Update the entries below by replacing each "phonebook-down-key-icon" with "down-key-icon" and leaving everything else unchanged.

Layout region entries
Start

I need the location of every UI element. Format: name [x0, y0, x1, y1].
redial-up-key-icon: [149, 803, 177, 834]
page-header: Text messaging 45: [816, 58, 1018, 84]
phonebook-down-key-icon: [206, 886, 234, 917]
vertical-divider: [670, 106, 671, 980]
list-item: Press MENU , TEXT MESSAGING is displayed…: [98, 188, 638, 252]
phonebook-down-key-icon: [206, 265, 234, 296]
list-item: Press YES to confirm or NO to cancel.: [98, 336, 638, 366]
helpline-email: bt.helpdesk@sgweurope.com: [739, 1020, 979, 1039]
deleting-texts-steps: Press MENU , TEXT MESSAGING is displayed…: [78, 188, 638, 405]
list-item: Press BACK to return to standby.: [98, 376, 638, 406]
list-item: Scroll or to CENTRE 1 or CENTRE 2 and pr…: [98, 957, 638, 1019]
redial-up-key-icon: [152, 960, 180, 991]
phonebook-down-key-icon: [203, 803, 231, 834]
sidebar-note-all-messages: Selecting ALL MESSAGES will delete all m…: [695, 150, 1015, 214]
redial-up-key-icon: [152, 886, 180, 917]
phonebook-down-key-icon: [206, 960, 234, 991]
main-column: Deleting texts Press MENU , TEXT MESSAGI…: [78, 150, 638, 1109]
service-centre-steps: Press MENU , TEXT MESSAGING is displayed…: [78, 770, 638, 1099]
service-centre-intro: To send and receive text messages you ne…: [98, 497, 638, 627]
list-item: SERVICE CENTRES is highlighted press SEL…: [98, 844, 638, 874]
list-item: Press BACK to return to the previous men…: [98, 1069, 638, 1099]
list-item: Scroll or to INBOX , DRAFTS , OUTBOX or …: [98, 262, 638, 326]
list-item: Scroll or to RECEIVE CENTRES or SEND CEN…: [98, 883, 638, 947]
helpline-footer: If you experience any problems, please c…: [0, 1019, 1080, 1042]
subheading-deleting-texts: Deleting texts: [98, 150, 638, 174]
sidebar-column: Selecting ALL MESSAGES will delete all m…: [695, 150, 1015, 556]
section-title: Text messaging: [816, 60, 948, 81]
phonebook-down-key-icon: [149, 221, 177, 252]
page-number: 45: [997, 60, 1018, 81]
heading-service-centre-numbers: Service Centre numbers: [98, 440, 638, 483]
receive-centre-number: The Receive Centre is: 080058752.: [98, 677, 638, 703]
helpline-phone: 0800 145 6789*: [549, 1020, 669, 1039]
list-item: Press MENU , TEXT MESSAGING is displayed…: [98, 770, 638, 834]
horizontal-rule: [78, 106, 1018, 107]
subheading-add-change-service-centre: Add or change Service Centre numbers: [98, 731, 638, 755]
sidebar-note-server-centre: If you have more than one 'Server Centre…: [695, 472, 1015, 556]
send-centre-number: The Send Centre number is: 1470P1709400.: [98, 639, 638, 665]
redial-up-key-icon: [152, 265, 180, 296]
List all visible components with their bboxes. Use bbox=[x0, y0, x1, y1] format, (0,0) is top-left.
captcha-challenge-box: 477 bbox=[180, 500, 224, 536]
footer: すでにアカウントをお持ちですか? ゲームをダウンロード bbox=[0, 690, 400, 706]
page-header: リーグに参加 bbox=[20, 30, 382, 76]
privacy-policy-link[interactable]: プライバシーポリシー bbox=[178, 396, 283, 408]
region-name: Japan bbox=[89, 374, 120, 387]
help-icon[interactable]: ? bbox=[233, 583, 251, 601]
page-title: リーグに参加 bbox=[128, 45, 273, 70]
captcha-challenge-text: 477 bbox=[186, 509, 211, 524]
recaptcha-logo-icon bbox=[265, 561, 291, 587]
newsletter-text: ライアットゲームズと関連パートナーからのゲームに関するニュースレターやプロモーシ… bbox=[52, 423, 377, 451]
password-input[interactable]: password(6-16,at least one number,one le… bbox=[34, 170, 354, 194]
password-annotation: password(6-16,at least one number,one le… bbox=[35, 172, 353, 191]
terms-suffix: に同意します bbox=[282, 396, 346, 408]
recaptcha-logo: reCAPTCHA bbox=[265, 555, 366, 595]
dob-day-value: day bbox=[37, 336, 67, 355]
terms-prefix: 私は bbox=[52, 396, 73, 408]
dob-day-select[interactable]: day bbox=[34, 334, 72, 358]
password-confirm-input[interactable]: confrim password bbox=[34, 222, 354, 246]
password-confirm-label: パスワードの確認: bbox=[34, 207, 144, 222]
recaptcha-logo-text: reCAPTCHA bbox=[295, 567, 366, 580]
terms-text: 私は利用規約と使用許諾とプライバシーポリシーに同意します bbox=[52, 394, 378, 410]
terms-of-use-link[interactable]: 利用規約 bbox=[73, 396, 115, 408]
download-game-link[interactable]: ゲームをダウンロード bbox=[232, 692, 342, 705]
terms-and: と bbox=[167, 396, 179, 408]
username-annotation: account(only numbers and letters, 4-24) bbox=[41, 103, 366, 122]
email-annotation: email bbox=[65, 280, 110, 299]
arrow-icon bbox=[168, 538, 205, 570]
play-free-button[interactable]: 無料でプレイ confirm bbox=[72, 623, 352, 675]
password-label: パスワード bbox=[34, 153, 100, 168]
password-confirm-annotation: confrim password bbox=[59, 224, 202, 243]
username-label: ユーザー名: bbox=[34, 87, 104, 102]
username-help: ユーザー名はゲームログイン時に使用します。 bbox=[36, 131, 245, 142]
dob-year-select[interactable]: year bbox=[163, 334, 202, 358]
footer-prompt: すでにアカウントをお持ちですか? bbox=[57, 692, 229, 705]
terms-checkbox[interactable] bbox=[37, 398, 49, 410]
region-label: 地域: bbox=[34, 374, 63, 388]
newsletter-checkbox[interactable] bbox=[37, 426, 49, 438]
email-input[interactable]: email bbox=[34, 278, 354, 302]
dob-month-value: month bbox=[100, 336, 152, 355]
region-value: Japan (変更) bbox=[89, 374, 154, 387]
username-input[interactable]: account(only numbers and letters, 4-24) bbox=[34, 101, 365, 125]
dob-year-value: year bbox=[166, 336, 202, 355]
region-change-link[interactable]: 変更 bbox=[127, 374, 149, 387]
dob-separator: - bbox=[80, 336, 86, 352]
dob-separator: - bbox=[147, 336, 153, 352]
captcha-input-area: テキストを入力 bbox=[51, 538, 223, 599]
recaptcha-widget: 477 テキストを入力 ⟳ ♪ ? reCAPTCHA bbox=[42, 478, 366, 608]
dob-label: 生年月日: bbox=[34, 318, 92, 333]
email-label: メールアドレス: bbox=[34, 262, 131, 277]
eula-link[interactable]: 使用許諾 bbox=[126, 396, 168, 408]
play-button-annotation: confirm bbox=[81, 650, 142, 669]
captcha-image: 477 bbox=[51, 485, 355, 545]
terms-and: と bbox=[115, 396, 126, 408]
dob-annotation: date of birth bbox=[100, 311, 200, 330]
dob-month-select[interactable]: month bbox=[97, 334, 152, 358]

End

Result of this exercise:
I need the location of every UI element. Format: name [x0, y0, x1, y1].
redial-up-key-icon: [149, 803, 177, 834]
page-header: Text messaging 45: [816, 58, 1018, 84]
down-key-icon: [206, 886, 234, 917]
vertical-divider: [670, 106, 671, 980]
list-item: Press MENU , TEXT MESSAGING is displayed…: [98, 188, 638, 252]
down-key-icon: [206, 265, 234, 296]
list-item: Press YES to confirm or NO to cancel.: [98, 336, 638, 366]
helpline-email: bt.helpdesk@sgweurope.com: [739, 1020, 979, 1039]
deleting-texts-steps: Press MENU , TEXT MESSAGING is displayed…: [78, 188, 638, 405]
list-item: Press BACK to return to standby.: [98, 376, 638, 406]
list-item: Scroll or to CENTRE 1 or CENTRE 2 and pr…: [98, 957, 638, 1019]
redial-up-key-icon: [152, 960, 180, 991]
down-key-icon: [203, 803, 231, 834]
sidebar-note-all-messages: Selecting ALL MESSAGES will delete all m…: [695, 150, 1015, 214]
redial-up-key-icon: [152, 886, 180, 917]
down-key-icon: [206, 960, 234, 991]
main-column: Deleting texts Press MENU , TEXT MESSAGI…: [78, 150, 638, 1109]
service-centre-steps: Press MENU , TEXT MESSAGING is displayed…: [78, 770, 638, 1099]
service-centre-intro: To send and receive text messages you ne…: [98, 497, 638, 627]
list-item: SERVICE CENTRES is highlighted press SEL…: [98, 844, 638, 874]
list-item: Press BACK to return to the previous men…: [98, 1069, 638, 1099]
list-item: Scroll or to INBOX , DRAFTS , OUTBOX or …: [98, 262, 638, 326]
list-item: Scroll or to RECEIVE CENTRES or SEND CEN…: [98, 883, 638, 947]
helpline-footer: If you experience any problems, please c…: [0, 1019, 1080, 1042]
subheading-deleting-texts: Deleting texts: [98, 150, 638, 174]
sidebar-column: Selecting ALL MESSAGES will delete all m…: [695, 150, 1015, 556]
section-title: Text messaging: [816, 60, 948, 81]
down-key-icon: [149, 221, 177, 252]
page-number: 45: [997, 60, 1018, 81]
heading-service-centre-numbers: Service Centre numbers: [98, 440, 638, 483]
receive-centre-number: The Receive Centre is: 080058752.: [98, 677, 638, 703]
helpline-phone: 0800 145 6789*: [549, 1020, 669, 1039]
list-item: Press MENU , TEXT MESSAGING is displayed…: [98, 770, 638, 834]
horizontal-rule: [78, 106, 1018, 107]
subheading-add-change-service-centre: Add or change Service Centre numbers: [98, 731, 638, 755]
sidebar-note-server-centre: If you have more than one 'Server Centre…: [695, 472, 1015, 556]
send-centre-number: The Send Centre number is: 1470P1709400.: [98, 639, 638, 665]
redial-up-key-icon: [152, 265, 180, 296]
List all visible components with their bboxes. Use bbox=[x0, y0, x1, y1] format, (0,0) is top-left.
captcha-challenge-box: 477 bbox=[180, 500, 224, 536]
footer: すでにアカウントをお持ちですか? ゲームをダウンロード bbox=[0, 690, 400, 706]
page-header: リーグに参加 bbox=[20, 30, 382, 76]
privacy-policy-link[interactable]: プライバシーポリシー bbox=[178, 396, 283, 408]
region-name: Japan bbox=[89, 374, 120, 387]
help-icon[interactable]: ? bbox=[233, 583, 251, 601]
page-title: リーグに参加 bbox=[128, 45, 273, 70]
captcha-challenge-text: 477 bbox=[186, 509, 211, 524]
recaptcha-logo-icon bbox=[265, 561, 291, 587]
newsletter-text: ライアットゲームズと関連パートナーからのゲームに関するニュースレターやプロモーシ… bbox=[52, 423, 377, 451]
password-input[interactable]: password(6-16,at least one number,one le… bbox=[34, 170, 354, 194]
password-annotation: password(6-16,at least one number,one le… bbox=[35, 172, 353, 191]
terms-suffix: に同意します bbox=[282, 396, 346, 408]
recaptcha-logo: reCAPTCHA bbox=[265, 555, 366, 595]
dob-day-value: day bbox=[37, 336, 67, 355]
terms-prefix: 私は bbox=[52, 396, 73, 408]
dob-day-select[interactable]: day bbox=[34, 334, 72, 358]
password-confirm-input[interactable]: confrim password bbox=[34, 222, 354, 246]
password-confirm-label: パスワードの確認: bbox=[34, 207, 144, 222]
recaptcha-logo-text: reCAPTCHA bbox=[295, 567, 366, 580]
terms-text: 私は利用規約と使用許諾とプライバシーポリシーに同意します bbox=[52, 394, 378, 410]
terms-of-use-link[interactable]: 利用規約 bbox=[73, 396, 115, 408]
download-game-link[interactable]: ゲームをダウンロード bbox=[232, 692, 342, 705]
terms-and: と bbox=[167, 396, 179, 408]
username-annotation: account(only numbers and letters, 4-24) bbox=[41, 103, 366, 122]
email-annotation: email bbox=[65, 280, 110, 299]
arrow-icon bbox=[168, 538, 205, 570]
play-free-button[interactable]: 無料でプレイ confirm bbox=[72, 623, 352, 675]
password-label: パスワード bbox=[34, 153, 100, 168]
password-confirm-annotation: confrim password bbox=[59, 224, 202, 243]
username-label: ユーザー名: bbox=[34, 87, 104, 102]
username-help: ユーザー名はゲームログイン時に使用します。 bbox=[36, 131, 245, 142]
dob-year-select[interactable]: year bbox=[163, 334, 202, 358]
footer-prompt: すでにアカウントをお持ちですか? bbox=[57, 692, 229, 705]
terms-checkbox[interactable] bbox=[37, 398, 49, 410]
region-label: 地域: bbox=[34, 374, 63, 388]
newsletter-checkbox[interactable] bbox=[37, 426, 49, 438]
email-input[interactable]: email bbox=[34, 278, 354, 302]
dob-month-value: month bbox=[100, 336, 152, 355]
region-value: Japan (変更) bbox=[89, 374, 154, 387]
username-input[interactable]: account(only numbers and letters, 4-24) bbox=[34, 101, 365, 125]
dob-year-value: year bbox=[166, 336, 202, 355]
region-change-link[interactable]: 変更 bbox=[127, 374, 149, 387]
dob-separator: - bbox=[80, 336, 86, 352]
dob-separator: - bbox=[147, 336, 153, 352]
captcha-input-area: テキストを入力 bbox=[51, 538, 223, 599]
recaptcha-widget: 477 テキストを入力 ⟳ ♪ ? reCAPTCHA bbox=[42, 478, 366, 608]
dob-label: 生年月日: bbox=[34, 318, 92, 333]
email-label: メールアドレス: bbox=[34, 262, 131, 277]
eula-link[interactable]: 使用許諾 bbox=[126, 396, 168, 408]
play-button-annotation: confirm bbox=[81, 650, 142, 669]
captcha-image: 477 bbox=[51, 485, 355, 545]
terms-and: と bbox=[115, 396, 126, 408]
dob-annotation: date of birth bbox=[100, 311, 200, 330]
dob-month-select[interactable]: month bbox=[97, 334, 152, 358]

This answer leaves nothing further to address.